Document passage:
Shurely shome mishtake!

If you’re reading this blog you’ve already heard that Chinese is So Damn Hard, but I sometimes wonder whether we make it more difficult than it need be.

Getting it wrong from the start

One of my clearest memories of those early baby steps in Pinyin was the strange obsession some teachers had with the difference between two groups of easily distinguished sounds:

zhi chi shi

zi ci si

Obviously, these syllables seemed pretty exotic with the so-called vowel represented by the letter ‘i‘ being nothing like any vowel I’d ever heard. But even as I started to make that fricative-cum-vowel, I was regularly reminded that the distinction between the 平舌 (píngshé, flat tongue) and 翘舌 (qiàoshé, cacuminal or retroflex, sometimes called 卷舌, juǎnshé) sounds was terribly important.

Any mention of 翘舌 would be accompanied by this sort of gesture.

Books listed minimal pairs to test the student on his ability to recognise the difference between words like 山 (shān – mountain) and 三 (sān – three)…

Obviously, for many Chinese speakers, learning this distinction is important; many dialects simply don’t employ it, but if you want to pass your 普通话考试 (Pǔtōnghuà Kǎoshì, Standard Mandarin Exam) and become, say, a teacher, you’d better be able to make these sounds.

I’m an English speaker. Where I come from, only drunks mix up those sounds.

I thought I’d pretty much discounted such distractions. I was much more worried about the distinction between 商 (shāng) and 香 (xiāng). Maybe that was where I went wrong. Producing a passable ‘xi‘ had in itself been no great problem. But I guess, at some stage I must have thought, if only I could make that sh, with my tongue curled right up, maybe then I’d get that shx distinction. After all, it’s called a retroflex.

Oh dear. Perhaps a little bit of linguistic knowledge is a dangerous thing.

However it happened, I somehow came to believe that I needed to make the sounds zh, ch, and sh way up in the roof of my mouth.

Now, I don’t think I was alone in this. I know at least some other foreign learners of Chinese find themselves exhausted by the attempt to produce these sounds, and gradually realise they’re going to have to relax a little. Maybe they even notice, as I did, that the sound produced right up there is just not very much like that of their Chinese friends. Besides, most of those friends don’t dribble that much during conversation.

So, gradually, I found a position with my tongue tip no longer turned up, but turned down a little, just above the alveolar ridge. This was easier, and it seemed to sound a little better.

Of course, this isn’t the whole story. It wasn’t that I’d started off wrong, and then got it right; it was that I’d started off completely wrong, and then managed to get it slightly less wrong.

These sounds are simply not produced that far back or that high up.

If you’re one of those who made the same mistake as me, and then adjusted a little, as I did, maybe you’re saying to yourself, “But, if I made those sounds any further forward, my tongue would be in basically the same place that it is for those English sounds!”

Entries supplied:
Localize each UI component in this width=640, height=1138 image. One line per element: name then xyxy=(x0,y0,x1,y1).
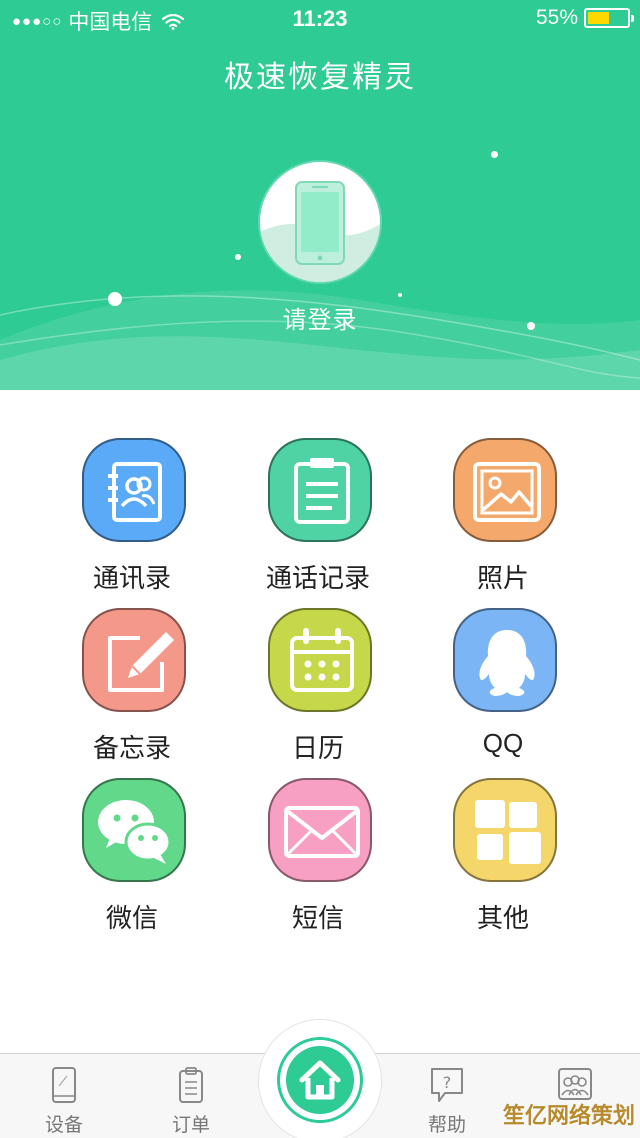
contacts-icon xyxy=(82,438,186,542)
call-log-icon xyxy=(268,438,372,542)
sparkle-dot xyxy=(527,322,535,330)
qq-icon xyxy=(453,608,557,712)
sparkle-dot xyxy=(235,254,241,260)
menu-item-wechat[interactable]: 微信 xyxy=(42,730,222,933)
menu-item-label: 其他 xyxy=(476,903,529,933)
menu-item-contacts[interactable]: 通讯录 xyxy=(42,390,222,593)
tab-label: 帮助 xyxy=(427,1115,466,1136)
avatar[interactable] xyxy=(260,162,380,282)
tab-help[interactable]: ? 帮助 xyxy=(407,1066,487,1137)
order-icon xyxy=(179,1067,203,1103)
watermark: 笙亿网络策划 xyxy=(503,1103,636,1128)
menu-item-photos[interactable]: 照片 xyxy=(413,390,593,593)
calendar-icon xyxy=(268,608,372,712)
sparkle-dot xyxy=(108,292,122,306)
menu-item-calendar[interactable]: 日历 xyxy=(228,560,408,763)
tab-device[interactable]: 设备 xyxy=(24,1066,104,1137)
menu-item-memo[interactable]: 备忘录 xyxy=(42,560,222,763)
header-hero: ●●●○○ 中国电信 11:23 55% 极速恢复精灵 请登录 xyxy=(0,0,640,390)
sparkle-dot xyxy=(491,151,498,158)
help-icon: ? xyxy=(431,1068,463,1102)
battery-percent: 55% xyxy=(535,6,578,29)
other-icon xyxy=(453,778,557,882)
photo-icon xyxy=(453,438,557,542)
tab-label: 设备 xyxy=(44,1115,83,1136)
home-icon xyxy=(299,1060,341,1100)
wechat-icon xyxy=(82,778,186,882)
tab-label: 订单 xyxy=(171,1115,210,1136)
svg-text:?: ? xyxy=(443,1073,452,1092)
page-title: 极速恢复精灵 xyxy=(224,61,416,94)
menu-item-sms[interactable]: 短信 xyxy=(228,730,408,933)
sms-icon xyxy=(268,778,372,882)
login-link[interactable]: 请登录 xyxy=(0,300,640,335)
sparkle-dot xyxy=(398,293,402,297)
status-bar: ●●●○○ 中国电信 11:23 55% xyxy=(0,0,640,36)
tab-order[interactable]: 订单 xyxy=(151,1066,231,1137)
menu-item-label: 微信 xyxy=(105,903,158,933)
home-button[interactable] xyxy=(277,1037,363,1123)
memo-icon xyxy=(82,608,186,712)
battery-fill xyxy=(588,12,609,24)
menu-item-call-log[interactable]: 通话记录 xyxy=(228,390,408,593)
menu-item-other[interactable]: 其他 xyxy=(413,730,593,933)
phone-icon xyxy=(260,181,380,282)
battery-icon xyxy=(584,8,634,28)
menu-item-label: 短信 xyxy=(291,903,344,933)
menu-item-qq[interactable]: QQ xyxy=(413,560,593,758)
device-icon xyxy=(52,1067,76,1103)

Short exercise 1: Reproduce the lines of the entries, beginning at the line that contains "contacts-icon xyxy=(82,438,186,542)" and stopping after the line that contains "menu-item-memo[interactable]: 备忘录 xyxy=(42,560,222,763)".
Short exercise 2: Go on with the post on Mandarin pronunciation, picking up after its last sentence.
The post on Mandarin pronunciation and the entries have no connection to each other.

Right answer 1:
contacts-icon xyxy=(82,438,186,542)
call-log-icon xyxy=(268,438,372,542)
sparkle-dot xyxy=(527,322,535,330)
qq-icon xyxy=(453,608,557,712)
sparkle-dot xyxy=(235,254,241,260)
menu-item-wechat[interactable]: 微信 xyxy=(42,730,222,933)
menu-item-label: 其他 xyxy=(476,903,529,933)
menu-item-contacts[interactable]: 通讯录 xyxy=(42,390,222,593)
tab-label: 帮助 xyxy=(427,1115,466,1136)
avatar[interactable] xyxy=(260,162,380,282)
tab-help[interactable]: ? 帮助 xyxy=(407,1066,487,1137)
order-icon xyxy=(179,1067,203,1103)
watermark: 笙亿网络策划 xyxy=(503,1103,636,1128)
menu-item-photos[interactable]: 照片 xyxy=(413,390,593,593)
calendar-icon xyxy=(268,608,372,712)
sparkle-dot xyxy=(108,292,122,306)
menu-item-calendar[interactable]: 日历 xyxy=(228,560,408,763)
tab-device[interactable]: 设备 xyxy=(24,1066,104,1137)
menu-item-memo[interactable]: 备忘录 xyxy=(42,560,222,763)

Right answer 2:
Uh huh…

You’re catching on.

In the next few posts, I intend to show why English speakers should simply not be taught how to pronounce the Pinyin sounds zh, ch, and sh when they start learning Chinese.

Note: I appreciate many that many foreign learners of Chinese have a mother tongue other than English and that may well affect their Chinese pronunciation quite differently. Please do feel free to share any insights below.

14 responses to “Shurely shome mishtake!”

  1. Peter says:

    Yeah, I live in Shanghai, and my pronunciation has… adapted to the region. Based on my observations, I’d say that when locals (or for that matter, anyone who isn’t from 东北) aren’t too busy mixing up their zhi-chi-shi’s and zi-ci-si’s, they’re pronouncing them exactly the same–modulo aspiration/voicing changes–as in English (tʃ tʃʰ ʃ), or at least no farther back than that.

    As for those pirates from up North, I’m not really qualified to comment. Once upon a Tianjin, my pronunciations of zhi-chi-shi were gratingly retroflex, but I’ve not been back there for some time, so I can’t really say whereabouts their tongues are in those piratey mouths of theirs.

  2. Peter says:

    Follow-up: dʒ tʃʰ ʃ in English are often accompanied by lip-rounding (whereas zhi-chi-shi, zi-ci-si, and ji-qi-xi all seem to be pretty lip-rounding-free). It would probably be a bit more productive to focus on _that_, rather than all this retroflex nonsense, when teaching pronunciation. Or, for that matter, we could focus on more important things: [y] vs [u], tones (especially in the context of an utterance, as opposed to in isolation), those tricky ji-qi-xi sounds, and picking up attractive women.

    • Sima says:

      Peter, I’m glad you’ve noticed that in Shanghai. I suspect if you returned to Tianjin now, or even came up to the Northeast, you’d note that it’s really not that different; obviously, there’s a load of mixing here of the zhi-chi-shi and zi-ci-si but, for those who make the distinction, I suspect the position of articulation just isn’t that strange.

      Good point on lip-rounding. The effects can be quite striking.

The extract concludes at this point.